» DIRECTIONS
Wherever a line in the data below holds "министерством", copy that line.

■ ■ ■ ■ ■ ■ ■

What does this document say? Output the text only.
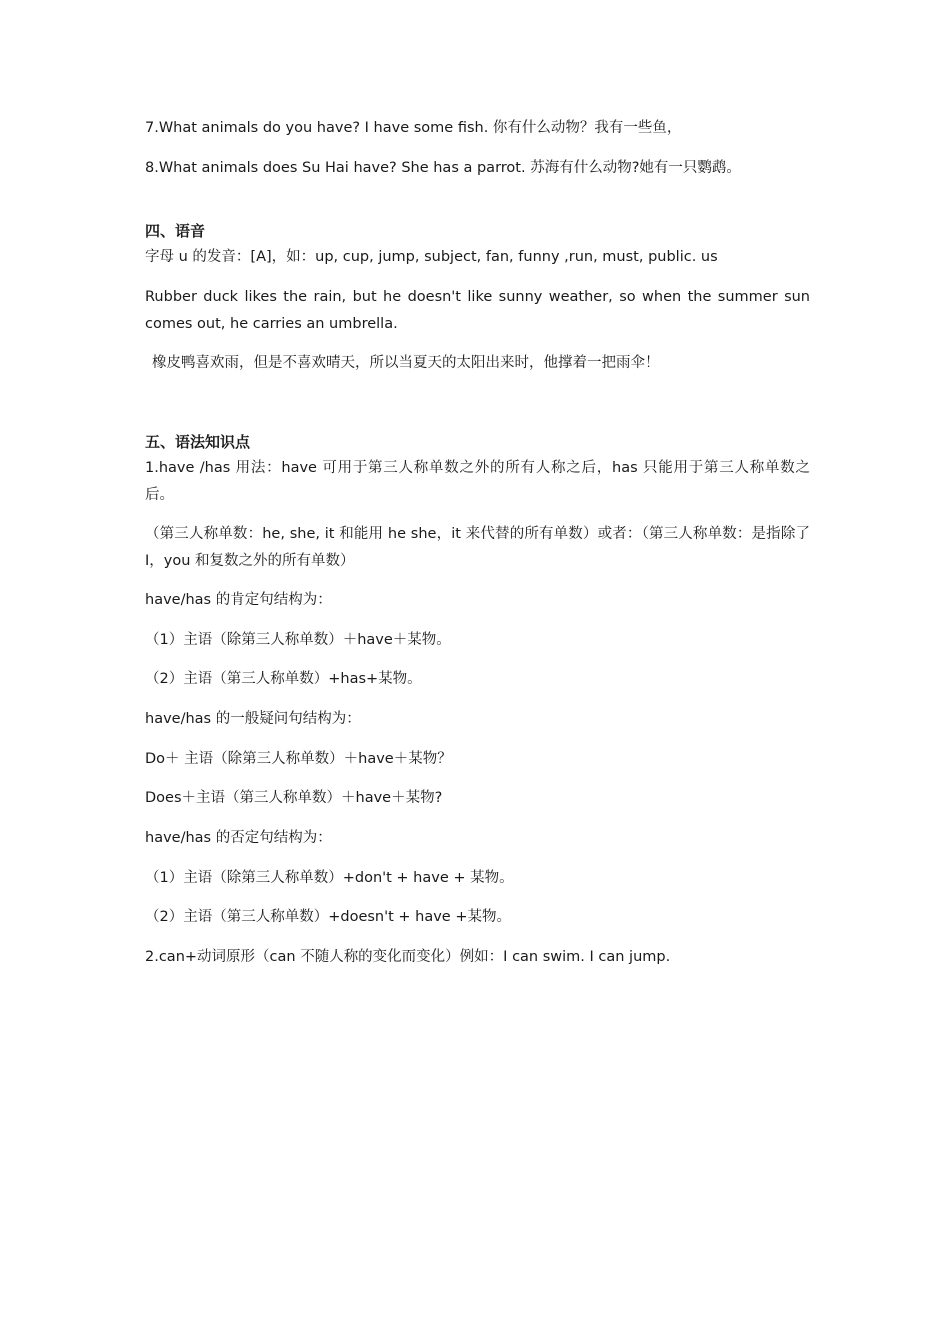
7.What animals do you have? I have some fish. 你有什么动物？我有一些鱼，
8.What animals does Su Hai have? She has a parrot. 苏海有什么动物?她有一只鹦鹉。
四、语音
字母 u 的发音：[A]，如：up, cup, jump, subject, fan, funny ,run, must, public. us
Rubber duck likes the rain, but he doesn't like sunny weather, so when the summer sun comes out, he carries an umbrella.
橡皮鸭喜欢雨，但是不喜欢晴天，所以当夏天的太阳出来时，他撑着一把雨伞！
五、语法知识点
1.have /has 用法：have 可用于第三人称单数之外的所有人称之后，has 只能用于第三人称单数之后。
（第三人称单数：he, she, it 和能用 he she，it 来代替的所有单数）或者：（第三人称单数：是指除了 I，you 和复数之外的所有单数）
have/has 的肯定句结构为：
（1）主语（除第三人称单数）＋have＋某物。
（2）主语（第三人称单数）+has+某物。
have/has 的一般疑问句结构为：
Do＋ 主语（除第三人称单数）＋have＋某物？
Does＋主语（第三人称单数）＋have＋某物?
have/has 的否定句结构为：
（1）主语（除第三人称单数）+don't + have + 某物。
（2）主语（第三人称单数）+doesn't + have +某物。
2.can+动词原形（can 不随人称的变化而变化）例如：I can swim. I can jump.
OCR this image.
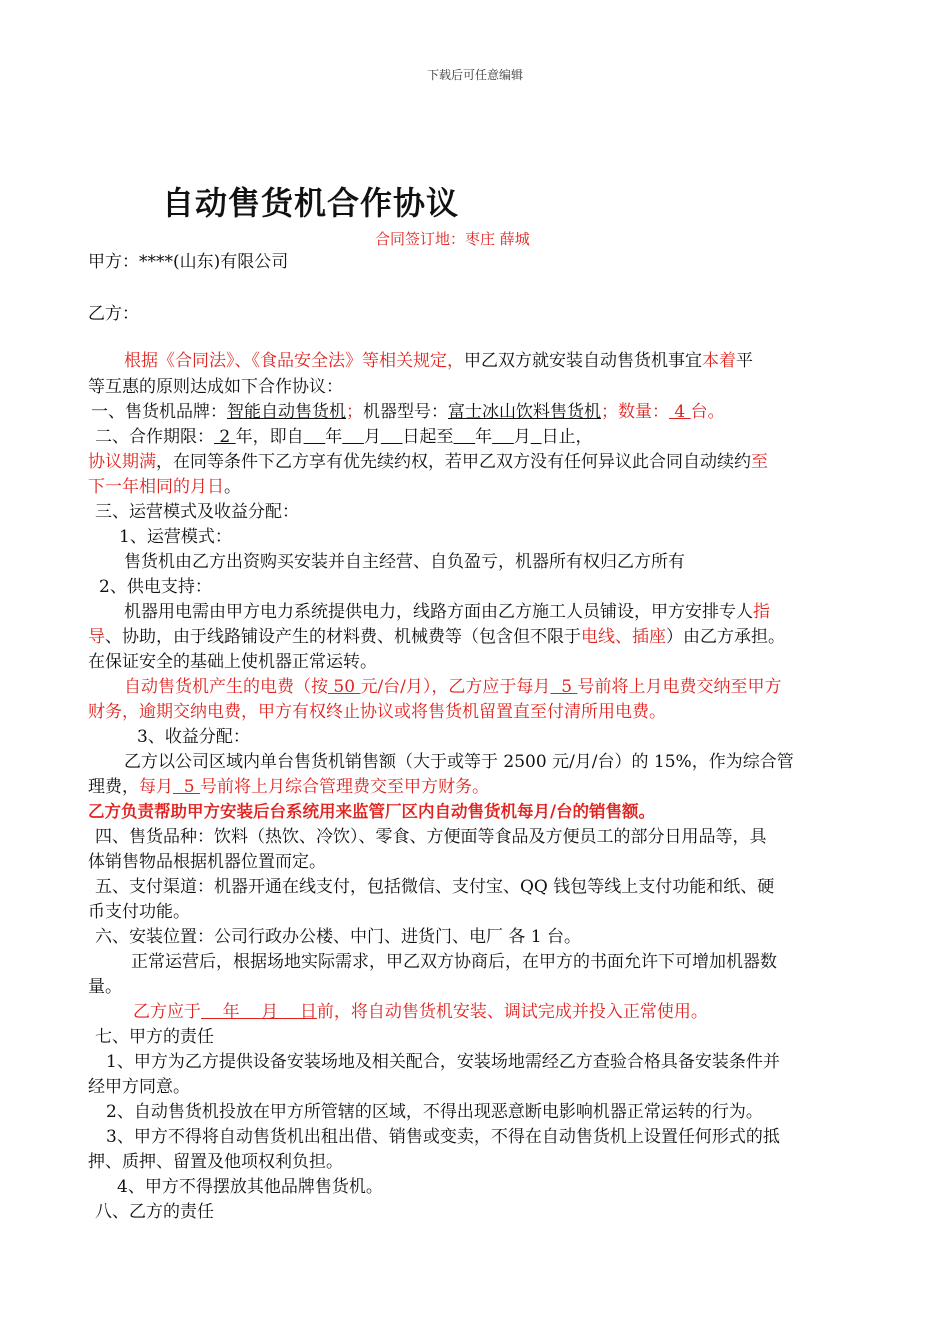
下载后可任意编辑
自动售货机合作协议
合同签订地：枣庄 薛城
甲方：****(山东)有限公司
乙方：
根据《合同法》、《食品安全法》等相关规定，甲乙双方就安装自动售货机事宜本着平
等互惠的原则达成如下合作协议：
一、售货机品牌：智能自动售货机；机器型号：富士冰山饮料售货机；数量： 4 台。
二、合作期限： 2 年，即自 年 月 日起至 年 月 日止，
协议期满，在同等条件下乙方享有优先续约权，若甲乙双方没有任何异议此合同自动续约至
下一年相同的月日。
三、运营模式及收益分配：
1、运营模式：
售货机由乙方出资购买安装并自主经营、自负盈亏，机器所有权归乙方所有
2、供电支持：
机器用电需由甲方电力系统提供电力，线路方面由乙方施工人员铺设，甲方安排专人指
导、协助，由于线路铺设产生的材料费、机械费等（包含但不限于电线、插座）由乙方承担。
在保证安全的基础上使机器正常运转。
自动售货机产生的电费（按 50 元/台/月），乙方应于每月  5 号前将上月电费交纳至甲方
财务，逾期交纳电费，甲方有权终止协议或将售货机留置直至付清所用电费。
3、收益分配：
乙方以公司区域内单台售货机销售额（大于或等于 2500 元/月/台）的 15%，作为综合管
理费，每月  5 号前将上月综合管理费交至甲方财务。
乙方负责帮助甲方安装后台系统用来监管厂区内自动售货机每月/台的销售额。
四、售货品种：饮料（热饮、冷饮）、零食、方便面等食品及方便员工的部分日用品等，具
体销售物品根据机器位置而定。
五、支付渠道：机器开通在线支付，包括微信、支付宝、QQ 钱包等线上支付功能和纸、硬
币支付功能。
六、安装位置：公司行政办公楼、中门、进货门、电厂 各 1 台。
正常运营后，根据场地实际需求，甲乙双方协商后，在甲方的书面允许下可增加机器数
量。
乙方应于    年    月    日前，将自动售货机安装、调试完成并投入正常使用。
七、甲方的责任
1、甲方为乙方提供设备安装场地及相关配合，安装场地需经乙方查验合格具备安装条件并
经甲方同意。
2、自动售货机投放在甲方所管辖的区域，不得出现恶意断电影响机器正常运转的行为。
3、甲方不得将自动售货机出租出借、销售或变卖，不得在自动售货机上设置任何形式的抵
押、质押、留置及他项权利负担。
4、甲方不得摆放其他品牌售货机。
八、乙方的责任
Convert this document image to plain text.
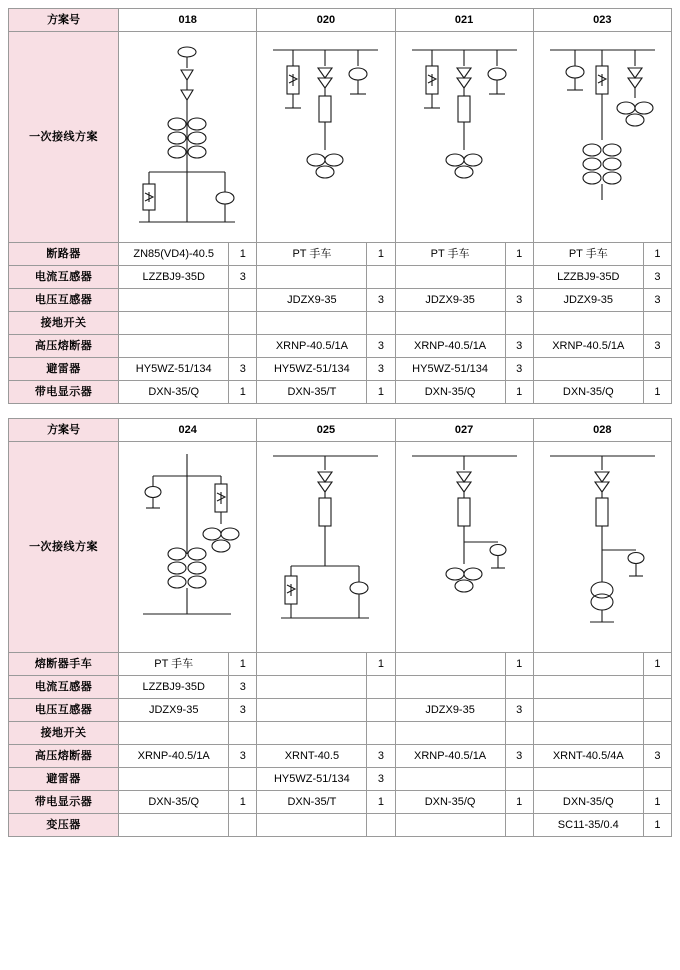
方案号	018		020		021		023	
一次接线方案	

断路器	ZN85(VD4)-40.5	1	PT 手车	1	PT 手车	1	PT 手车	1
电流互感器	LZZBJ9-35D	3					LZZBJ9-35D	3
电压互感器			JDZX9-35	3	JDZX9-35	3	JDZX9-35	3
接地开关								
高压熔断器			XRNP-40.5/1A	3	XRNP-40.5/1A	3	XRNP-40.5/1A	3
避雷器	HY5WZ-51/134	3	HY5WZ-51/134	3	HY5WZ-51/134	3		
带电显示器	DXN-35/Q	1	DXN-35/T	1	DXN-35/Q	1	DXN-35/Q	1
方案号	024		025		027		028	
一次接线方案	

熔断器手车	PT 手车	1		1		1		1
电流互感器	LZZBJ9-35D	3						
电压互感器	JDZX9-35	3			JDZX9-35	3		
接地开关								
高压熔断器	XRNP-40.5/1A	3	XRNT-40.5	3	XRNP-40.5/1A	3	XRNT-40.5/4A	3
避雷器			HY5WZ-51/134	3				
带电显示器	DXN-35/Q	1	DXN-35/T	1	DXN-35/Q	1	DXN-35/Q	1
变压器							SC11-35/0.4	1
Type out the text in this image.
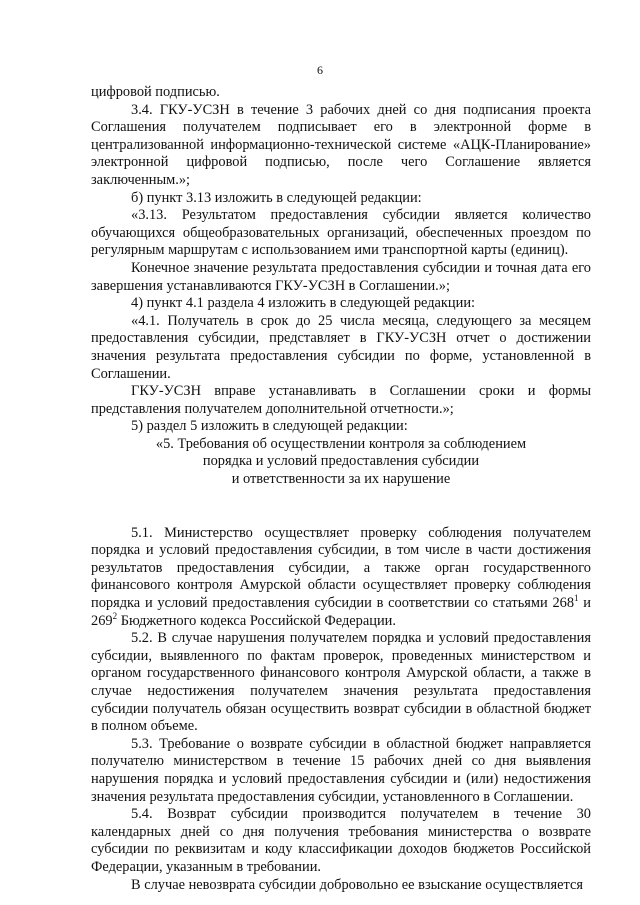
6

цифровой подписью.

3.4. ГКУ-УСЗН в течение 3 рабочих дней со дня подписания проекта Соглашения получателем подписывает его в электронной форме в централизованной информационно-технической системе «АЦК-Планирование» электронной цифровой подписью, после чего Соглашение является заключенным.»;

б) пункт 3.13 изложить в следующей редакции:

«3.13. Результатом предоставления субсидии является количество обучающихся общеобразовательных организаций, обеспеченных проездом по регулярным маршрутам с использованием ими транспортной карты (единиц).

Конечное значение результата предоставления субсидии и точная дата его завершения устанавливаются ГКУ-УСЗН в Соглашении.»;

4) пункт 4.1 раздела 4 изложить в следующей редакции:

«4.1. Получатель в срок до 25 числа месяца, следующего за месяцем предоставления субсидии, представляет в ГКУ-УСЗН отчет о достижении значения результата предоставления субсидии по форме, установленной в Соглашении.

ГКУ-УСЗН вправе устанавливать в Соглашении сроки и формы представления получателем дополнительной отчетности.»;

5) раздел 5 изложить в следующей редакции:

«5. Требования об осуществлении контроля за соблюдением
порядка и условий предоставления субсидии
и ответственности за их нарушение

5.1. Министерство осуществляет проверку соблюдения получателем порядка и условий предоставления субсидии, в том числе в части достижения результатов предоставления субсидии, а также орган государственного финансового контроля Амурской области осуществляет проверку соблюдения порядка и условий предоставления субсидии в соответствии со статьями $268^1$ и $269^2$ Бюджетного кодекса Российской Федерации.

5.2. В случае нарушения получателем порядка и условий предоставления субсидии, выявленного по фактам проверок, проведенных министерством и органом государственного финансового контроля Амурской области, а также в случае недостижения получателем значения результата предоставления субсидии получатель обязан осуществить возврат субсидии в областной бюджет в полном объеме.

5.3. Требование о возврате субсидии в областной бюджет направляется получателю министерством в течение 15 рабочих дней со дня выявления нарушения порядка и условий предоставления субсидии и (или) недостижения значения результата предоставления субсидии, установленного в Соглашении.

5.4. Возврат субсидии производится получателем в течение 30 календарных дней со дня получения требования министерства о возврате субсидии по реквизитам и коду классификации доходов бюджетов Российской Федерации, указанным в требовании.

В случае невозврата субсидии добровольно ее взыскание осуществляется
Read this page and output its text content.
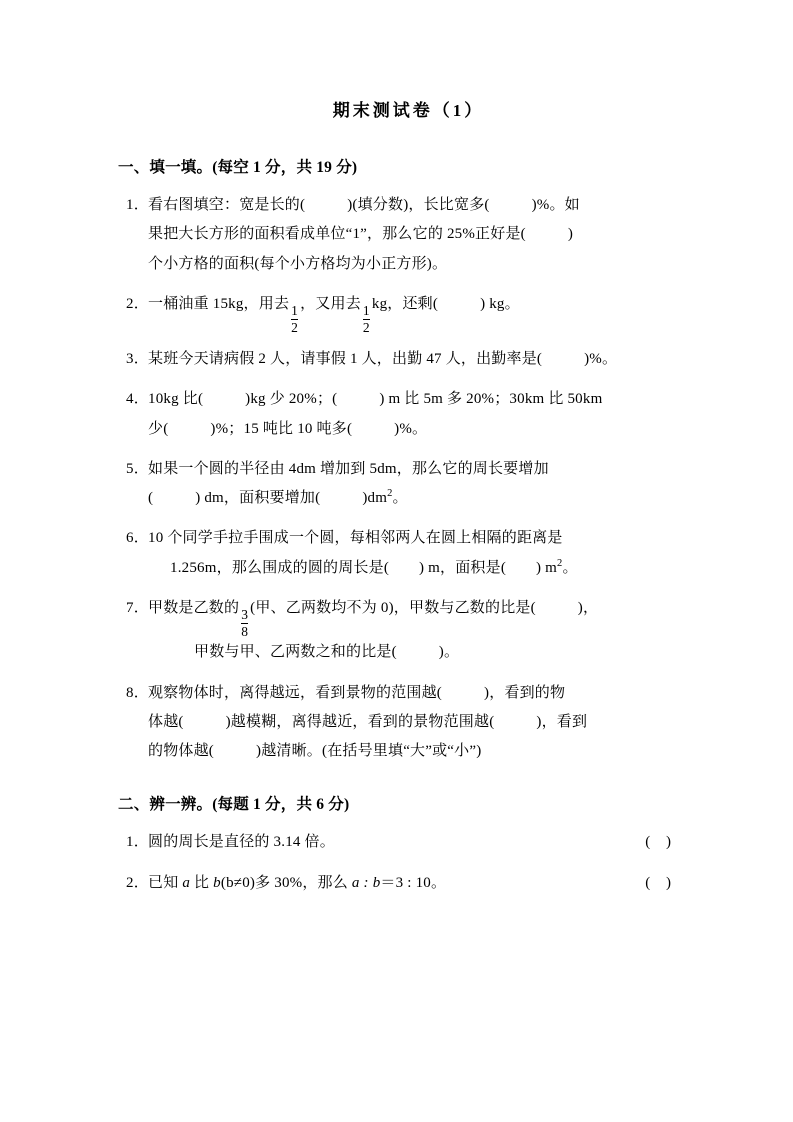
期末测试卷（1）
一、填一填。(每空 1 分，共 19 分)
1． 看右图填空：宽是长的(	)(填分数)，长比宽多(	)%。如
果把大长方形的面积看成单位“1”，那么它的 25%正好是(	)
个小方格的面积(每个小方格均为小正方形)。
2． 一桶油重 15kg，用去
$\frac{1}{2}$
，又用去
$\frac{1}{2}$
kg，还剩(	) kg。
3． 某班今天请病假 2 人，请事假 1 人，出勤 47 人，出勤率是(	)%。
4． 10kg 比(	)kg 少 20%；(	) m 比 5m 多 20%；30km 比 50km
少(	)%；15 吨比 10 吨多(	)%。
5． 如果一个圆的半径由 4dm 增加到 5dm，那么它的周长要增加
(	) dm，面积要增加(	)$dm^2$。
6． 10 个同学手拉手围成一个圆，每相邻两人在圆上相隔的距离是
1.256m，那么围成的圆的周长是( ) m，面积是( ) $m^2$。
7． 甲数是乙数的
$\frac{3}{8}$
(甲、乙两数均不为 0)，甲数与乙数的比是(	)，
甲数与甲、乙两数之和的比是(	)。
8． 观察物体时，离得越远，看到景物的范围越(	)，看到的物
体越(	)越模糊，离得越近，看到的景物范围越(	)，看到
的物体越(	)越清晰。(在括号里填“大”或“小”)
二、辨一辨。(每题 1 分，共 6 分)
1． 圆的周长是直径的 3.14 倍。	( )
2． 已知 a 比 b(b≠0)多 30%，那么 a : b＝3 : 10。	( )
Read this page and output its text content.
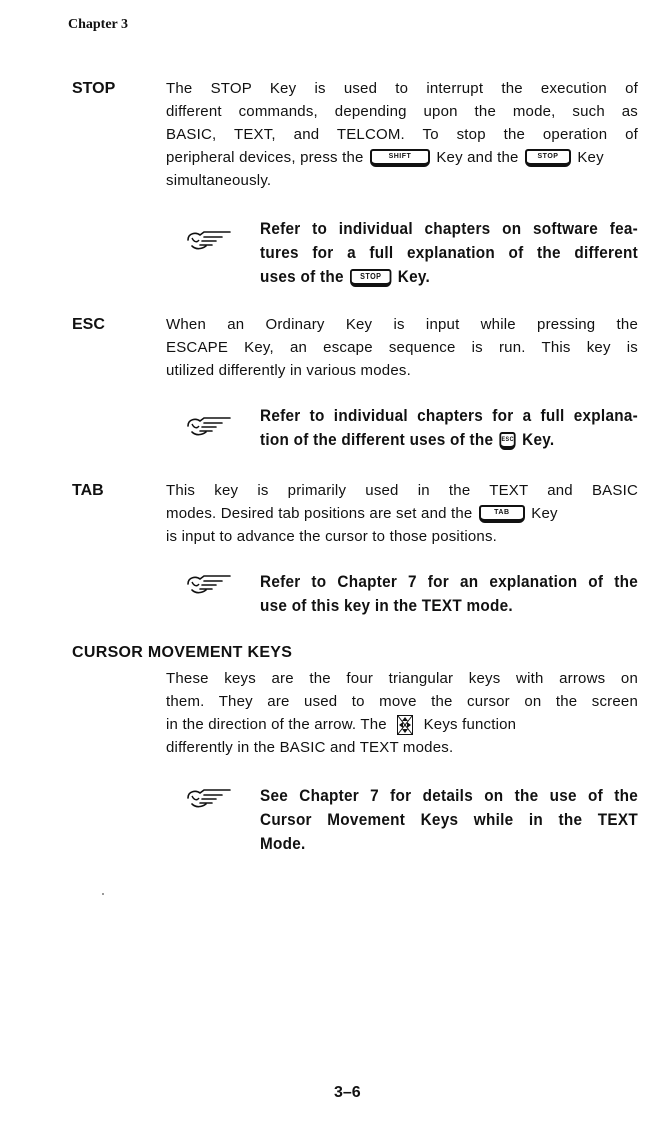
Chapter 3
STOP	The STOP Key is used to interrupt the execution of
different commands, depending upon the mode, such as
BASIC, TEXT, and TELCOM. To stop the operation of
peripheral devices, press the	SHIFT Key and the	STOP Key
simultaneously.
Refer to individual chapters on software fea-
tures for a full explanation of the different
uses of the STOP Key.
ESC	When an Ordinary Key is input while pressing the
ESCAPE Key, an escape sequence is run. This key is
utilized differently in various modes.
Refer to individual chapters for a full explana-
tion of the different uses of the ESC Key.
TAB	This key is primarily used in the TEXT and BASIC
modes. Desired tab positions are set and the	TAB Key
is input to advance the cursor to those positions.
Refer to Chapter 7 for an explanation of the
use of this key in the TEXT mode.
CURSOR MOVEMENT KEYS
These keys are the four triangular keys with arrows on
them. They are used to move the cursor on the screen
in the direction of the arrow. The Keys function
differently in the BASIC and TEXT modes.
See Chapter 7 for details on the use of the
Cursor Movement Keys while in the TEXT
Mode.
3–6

■ ■ ■ ■ ■ ■ ■

» TASK RESULT
5.2. В случае нарушения получателем порядка и условий предоставления субсидии, выявленного по фактам проверок, проведенных министерством и органом государственного финансового контроля Амурской области, а также в случае недостижения получателем значения результата предоставления субсидии получатель обязан осуществить возврат субсидии в областной бюджет в полном объеме.
5.3. Требование о возврате субсидии в областной бюджет направляется получателю министерством в течение 15 рабочих дней со дня выявления нарушения порядка и условий предоставления субсидии и (или) недостижения значения результата предоставления субсидии, установленного в Соглашении.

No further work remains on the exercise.